### Given data
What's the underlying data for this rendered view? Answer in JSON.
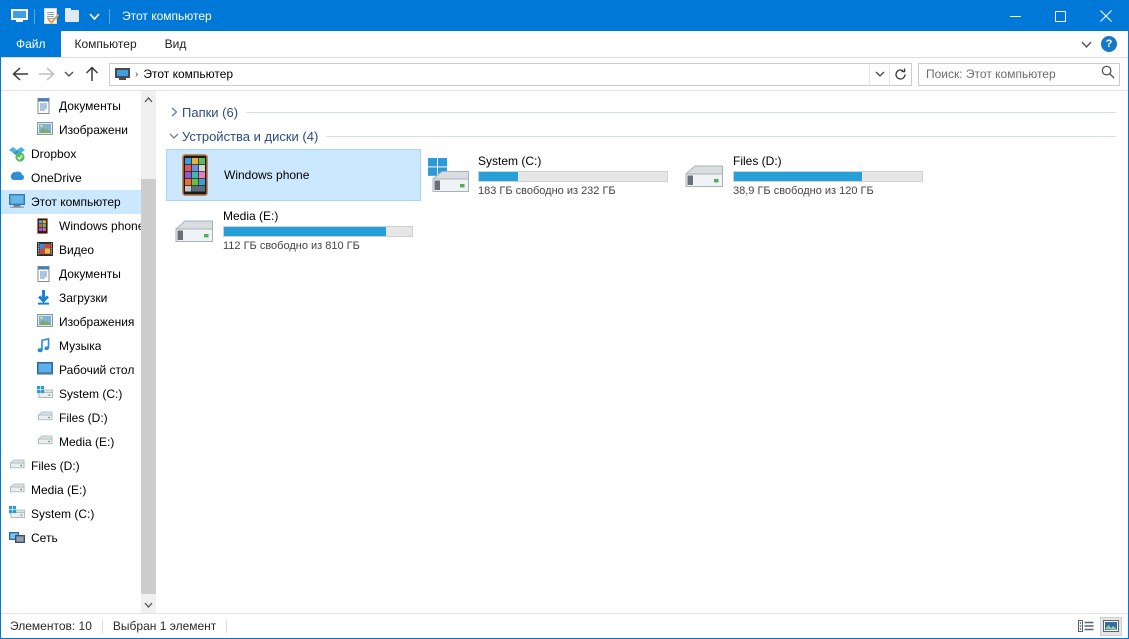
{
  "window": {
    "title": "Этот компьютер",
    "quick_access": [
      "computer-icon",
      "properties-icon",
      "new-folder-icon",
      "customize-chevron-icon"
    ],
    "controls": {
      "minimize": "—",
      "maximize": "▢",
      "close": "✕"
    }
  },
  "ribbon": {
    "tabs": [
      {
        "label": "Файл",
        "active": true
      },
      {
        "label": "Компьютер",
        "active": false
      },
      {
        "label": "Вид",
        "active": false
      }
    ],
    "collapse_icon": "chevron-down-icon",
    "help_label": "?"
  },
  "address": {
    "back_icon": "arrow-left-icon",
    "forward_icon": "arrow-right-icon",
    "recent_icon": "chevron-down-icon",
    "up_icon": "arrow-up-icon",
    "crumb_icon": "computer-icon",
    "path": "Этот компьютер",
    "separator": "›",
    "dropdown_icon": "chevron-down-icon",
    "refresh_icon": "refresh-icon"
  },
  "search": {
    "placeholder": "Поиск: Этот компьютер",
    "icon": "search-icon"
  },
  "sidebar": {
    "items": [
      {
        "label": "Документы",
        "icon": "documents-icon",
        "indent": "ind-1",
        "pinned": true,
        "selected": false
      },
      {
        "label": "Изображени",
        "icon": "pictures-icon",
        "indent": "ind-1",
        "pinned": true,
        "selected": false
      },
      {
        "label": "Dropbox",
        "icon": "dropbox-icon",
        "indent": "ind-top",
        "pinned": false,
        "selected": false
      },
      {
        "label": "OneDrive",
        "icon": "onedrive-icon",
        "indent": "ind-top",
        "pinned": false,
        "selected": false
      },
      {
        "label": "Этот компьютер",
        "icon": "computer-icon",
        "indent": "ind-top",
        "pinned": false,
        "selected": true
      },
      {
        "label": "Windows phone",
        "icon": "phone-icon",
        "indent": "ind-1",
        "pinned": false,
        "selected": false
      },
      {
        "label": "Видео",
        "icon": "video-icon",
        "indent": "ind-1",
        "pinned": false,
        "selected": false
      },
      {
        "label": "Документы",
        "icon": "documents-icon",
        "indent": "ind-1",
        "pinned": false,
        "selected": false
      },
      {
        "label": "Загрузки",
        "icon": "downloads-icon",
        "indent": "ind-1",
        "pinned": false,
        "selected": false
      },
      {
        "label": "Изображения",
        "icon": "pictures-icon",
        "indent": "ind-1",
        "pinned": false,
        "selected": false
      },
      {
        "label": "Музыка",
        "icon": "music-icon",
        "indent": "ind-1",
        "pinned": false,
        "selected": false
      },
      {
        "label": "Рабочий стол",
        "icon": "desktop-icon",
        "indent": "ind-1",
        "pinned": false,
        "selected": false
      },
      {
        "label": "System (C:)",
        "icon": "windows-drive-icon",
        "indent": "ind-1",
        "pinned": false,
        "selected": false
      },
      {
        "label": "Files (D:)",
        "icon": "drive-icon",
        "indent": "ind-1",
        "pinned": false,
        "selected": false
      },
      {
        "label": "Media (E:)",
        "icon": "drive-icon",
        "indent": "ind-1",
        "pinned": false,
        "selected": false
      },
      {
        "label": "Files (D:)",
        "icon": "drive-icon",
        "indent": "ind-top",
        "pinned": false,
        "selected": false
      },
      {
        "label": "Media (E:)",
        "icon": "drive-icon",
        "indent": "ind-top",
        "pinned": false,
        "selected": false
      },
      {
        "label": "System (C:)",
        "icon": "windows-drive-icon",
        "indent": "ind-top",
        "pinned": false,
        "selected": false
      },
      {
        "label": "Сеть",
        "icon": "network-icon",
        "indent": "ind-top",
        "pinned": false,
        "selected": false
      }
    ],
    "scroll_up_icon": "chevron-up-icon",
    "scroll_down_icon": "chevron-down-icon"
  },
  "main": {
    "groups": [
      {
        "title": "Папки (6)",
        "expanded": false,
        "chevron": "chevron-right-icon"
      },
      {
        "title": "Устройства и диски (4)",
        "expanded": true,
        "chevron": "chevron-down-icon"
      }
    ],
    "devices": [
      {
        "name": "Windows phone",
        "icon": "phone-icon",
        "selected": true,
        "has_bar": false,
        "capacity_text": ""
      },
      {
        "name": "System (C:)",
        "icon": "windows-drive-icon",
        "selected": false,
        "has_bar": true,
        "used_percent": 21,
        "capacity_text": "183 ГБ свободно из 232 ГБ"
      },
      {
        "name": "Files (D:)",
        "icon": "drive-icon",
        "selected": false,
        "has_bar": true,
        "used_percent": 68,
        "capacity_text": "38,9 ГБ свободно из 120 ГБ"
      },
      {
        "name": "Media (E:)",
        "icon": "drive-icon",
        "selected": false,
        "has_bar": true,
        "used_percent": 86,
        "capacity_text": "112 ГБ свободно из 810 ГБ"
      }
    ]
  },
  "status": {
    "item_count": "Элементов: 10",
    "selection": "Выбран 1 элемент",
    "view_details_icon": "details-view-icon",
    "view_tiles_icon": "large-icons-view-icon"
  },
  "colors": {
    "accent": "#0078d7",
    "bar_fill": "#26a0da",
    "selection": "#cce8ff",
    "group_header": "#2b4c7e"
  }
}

### What is being asked
Show the lines of the records that include the string "right".

### Reply
    "forward_icon": "arrow-right-icon",
        "chevron": "chevron-right-icon"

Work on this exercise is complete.